● Direction
Reproduce the listing below exactly. Pictures do not belong in the copy.

Figure content listings
——————

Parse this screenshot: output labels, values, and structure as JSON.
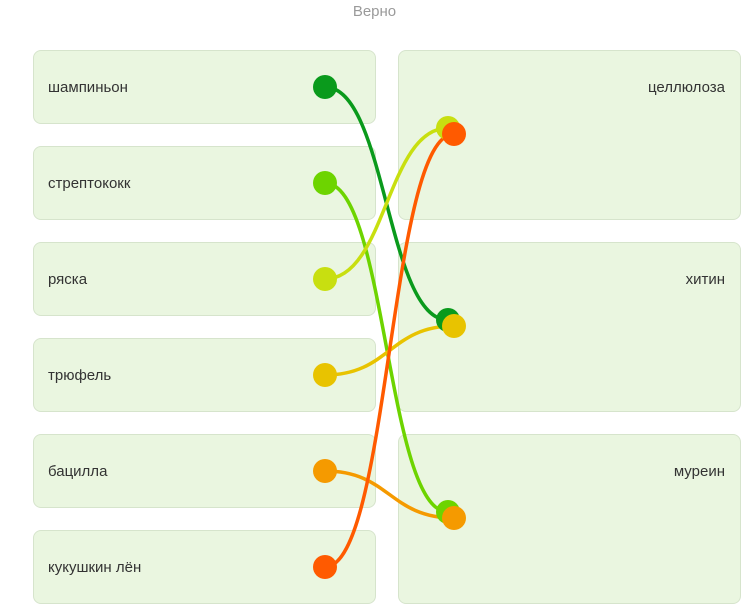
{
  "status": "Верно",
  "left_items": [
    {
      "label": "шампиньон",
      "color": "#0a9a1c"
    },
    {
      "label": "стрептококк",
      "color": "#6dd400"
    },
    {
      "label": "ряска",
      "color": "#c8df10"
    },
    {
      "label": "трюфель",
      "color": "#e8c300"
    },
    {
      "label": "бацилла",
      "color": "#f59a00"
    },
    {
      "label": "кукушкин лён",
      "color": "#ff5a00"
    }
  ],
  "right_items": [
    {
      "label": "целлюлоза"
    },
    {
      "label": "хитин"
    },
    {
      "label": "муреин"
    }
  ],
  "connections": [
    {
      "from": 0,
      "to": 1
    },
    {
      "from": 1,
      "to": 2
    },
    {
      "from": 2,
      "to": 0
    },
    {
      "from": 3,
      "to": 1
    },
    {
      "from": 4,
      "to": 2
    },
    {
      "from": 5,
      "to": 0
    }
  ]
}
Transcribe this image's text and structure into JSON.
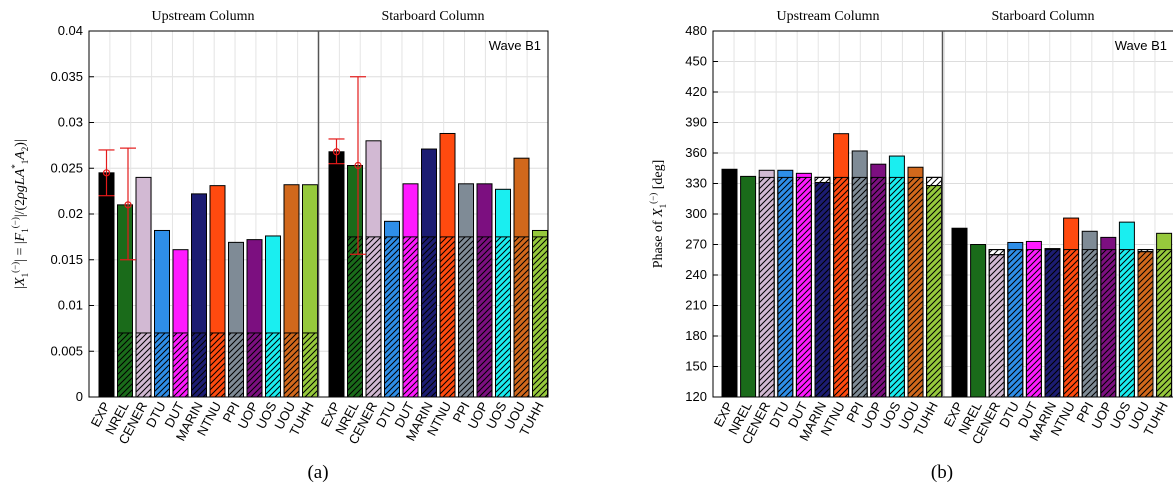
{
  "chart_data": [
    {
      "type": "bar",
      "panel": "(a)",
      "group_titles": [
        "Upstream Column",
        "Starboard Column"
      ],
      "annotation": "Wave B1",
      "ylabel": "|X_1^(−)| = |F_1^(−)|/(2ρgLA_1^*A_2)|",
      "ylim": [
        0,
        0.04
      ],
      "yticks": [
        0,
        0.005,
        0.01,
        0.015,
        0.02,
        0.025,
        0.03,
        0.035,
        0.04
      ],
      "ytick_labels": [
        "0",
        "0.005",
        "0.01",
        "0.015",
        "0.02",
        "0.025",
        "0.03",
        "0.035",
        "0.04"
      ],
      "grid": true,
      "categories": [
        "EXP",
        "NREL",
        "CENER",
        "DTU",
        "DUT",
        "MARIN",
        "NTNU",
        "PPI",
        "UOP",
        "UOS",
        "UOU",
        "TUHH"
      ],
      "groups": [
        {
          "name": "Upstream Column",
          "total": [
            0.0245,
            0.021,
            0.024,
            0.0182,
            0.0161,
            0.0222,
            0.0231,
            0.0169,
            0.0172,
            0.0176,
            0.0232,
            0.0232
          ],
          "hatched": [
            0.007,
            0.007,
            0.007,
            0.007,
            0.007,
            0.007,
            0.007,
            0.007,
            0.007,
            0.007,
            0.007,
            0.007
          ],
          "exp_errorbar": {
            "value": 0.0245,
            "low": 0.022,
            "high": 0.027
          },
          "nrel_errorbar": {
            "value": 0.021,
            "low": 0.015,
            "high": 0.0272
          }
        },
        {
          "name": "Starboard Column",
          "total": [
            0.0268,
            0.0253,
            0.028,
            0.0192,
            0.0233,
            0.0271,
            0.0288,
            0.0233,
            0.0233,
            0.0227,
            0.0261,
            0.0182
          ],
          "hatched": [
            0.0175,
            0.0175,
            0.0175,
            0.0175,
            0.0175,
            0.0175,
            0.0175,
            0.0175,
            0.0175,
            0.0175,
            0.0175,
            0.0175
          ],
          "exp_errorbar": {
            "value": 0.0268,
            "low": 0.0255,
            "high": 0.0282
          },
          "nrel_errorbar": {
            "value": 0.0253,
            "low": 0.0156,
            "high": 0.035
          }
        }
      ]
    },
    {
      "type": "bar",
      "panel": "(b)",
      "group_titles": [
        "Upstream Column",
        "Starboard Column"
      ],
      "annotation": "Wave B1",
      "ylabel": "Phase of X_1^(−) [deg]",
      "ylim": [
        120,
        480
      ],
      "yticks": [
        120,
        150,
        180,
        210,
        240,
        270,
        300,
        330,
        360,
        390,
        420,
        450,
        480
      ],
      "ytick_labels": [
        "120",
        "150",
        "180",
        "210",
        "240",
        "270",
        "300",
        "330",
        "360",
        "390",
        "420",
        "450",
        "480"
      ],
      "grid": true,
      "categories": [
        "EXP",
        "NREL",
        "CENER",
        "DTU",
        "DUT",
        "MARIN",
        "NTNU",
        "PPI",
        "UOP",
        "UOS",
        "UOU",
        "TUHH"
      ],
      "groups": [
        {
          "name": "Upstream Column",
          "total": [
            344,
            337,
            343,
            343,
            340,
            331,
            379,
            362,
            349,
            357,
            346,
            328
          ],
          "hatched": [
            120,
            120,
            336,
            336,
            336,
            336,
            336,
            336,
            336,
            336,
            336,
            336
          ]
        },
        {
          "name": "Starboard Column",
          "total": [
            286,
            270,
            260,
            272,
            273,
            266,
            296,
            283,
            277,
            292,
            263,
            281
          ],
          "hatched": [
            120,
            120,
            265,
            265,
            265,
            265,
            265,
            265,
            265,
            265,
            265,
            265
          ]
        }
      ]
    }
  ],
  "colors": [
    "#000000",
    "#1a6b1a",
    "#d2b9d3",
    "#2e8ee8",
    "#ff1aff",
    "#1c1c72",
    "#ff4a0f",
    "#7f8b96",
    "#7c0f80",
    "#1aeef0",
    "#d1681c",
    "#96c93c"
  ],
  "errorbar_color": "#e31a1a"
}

——————

● Task solution
Parse this screenshot: output labels, values, and structure as JSON.
{
  "status": "Верно",
  "left_items": [
    {
      "label": "шампиньон",
      "color": "#0a9a1c"
    },
    {
      "label": "стрептококк",
      "color": "#6dd400"
    },
    {
      "label": "ряска",
      "color": "#c8df10"
    },
    {
      "label": "трюфель",
      "color": "#e8c300"
    },
    {
      "label": "бацилла",
      "color": "#f59a00"
    },
    {
      "label": "кукушкин лён",
      "color": "#ff5a00"
    }
  ],
  "right_items": [
    {
      "label": "целлюлоза"
    },
    {
      "label": "хитин"
    },
    {
      "label": "муреин"
    }
  ],
  "connections": [
    {
      "from": 0,
      "to": 1
    },
    {
      "from": 1,
      "to": 2
    },
    {
      "from": 2,
      "to": 0
    },
    {
      "from": 3,
      "to": 1
    },
    {
      "from": 4,
      "to": 2
    },
    {
      "from": 5,
      "to": 0
    }
  ]
}
Transcribe this image's text and structure into JSON.
{
  "chart_data": [
    {
      "type": "bar",
      "panel": "(a)",
      "group_titles": [
        "Upstream Column",
        "Starboard Column"
      ],
      "annotation": "Wave B1",
      "ylabel": "|X_1^(−)| = |F_1^(−)|/(2ρgLA_1^*A_2)|",
      "ylim": [
        0,
        0.04
      ],
      "yticks": [
        0,
        0.005,
        0.01,
        0.015,
        0.02,
        0.025,
        0.03,
        0.035,
        0.04
      ],
      "ytick_labels": [
        "0",
        "0.005",
        "0.01",
        "0.015",
        "0.02",
        "0.025",
        "0.03",
        "0.035",
        "0.04"
      ],
      "grid": true,
      "categories": [
        "EXP",
        "NREL",
        "CENER",
        "DTU",
        "DUT",
        "MARIN",
        "NTNU",
        "PPI",
        "UOP",
        "UOS",
        "UOU",
        "TUHH"
      ],
      "groups": [
        {
          "name": "Upstream Column",
          "total": [
            0.0245,
            0.021,
            0.024,
            0.0182,
            0.0161,
            0.0222,
            0.0231,
            0.0169,
            0.0172,
            0.0176,
            0.0232,
            0.0232
          ],
          "hatched": [
            0.007,
            0.007,
            0.007,
            0.007,
            0.007,
            0.007,
            0.007,
            0.007,
            0.007,
            0.007,
            0.007,
            0.007
          ],
          "exp_errorbar": {
            "value": 0.0245,
            "low": 0.022,
            "high": 0.027
          },
          "nrel_errorbar": {
            "value": 0.021,
            "low": 0.015,
            "high": 0.0272
          }
        },
        {
          "name": "Starboard Column",
          "total": [
            0.0268,
            0.0253,
            0.028,
            0.0192,
            0.0233,
            0.0271,
            0.0288,
            0.0233,
            0.0233,
            0.0227,
            0.0261,
            0.0182
          ],
          "hatched": [
            0.0175,
            0.0175,
            0.0175,
            0.0175,
            0.0175,
            0.0175,
            0.0175,
            0.0175,
            0.0175,
            0.0175,
            0.0175,
            0.0175
          ],
          "exp_errorbar": {
            "value": 0.0268,
            "low": 0.0255,
            "high": 0.0282
          },
          "nrel_errorbar": {
            "value": 0.0253,
            "low": 0.0156,
            "high": 0.035
          }
        }
      ]
    },
    {
      "type": "bar",
      "panel": "(b)",
      "group_titles": [
        "Upstream Column",
        "Starboard Column"
      ],
      "annotation": "Wave B1",
      "ylabel": "Phase of X_1^(−) [deg]",
      "ylim": [
        120,
        480
      ],
      "yticks": [
        120,
        150,
        180,
        210,
        240,
        270,
        300,
        330,
        360,
        390,
        420,
        450,
        480
      ],
      "ytick_labels": [
        "120",
        "150",
        "180",
        "210",
        "240",
        "270",
        "300",
        "330",
        "360",
        "390",
        "420",
        "450",
        "480"
      ],
      "grid": true,
      "categories": [
        "EXP",
        "NREL",
        "CENER",
        "DTU",
        "DUT",
        "MARIN",
        "NTNU",
        "PPI",
        "UOP",
        "UOS",
        "UOU",
        "TUHH"
      ],
      "groups": [
        {
          "name": "Upstream Column",
          "total": [
            344,
            337,
            343,
            343,
            340,
            331,
            379,
            362,
            349,
            357,
            346,
            328
          ],
          "hatched": [
            120,
            120,
            336,
            336,
            336,
            336,
            336,
            336,
            336,
            336,
            336,
            336
          ]
        },
        {
          "name": "Starboard Column",
          "total": [
            286,
            270,
            260,
            272,
            273,
            266,
            296,
            283,
            277,
            292,
            263,
            281
          ],
          "hatched": [
            120,
            120,
            265,
            265,
            265,
            265,
            265,
            265,
            265,
            265,
            265,
            265
          ]
        }
      ]
    }
  ],
  "colors": [
    "#000000",
    "#1a6b1a",
    "#d2b9d3",
    "#2e8ee8",
    "#ff1aff",
    "#1c1c72",
    "#ff4a0f",
    "#7f8b96",
    "#7c0f80",
    "#1aeef0",
    "#d1681c",
    "#96c93c"
  ],
  "errorbar_color": "#e31a1a"
}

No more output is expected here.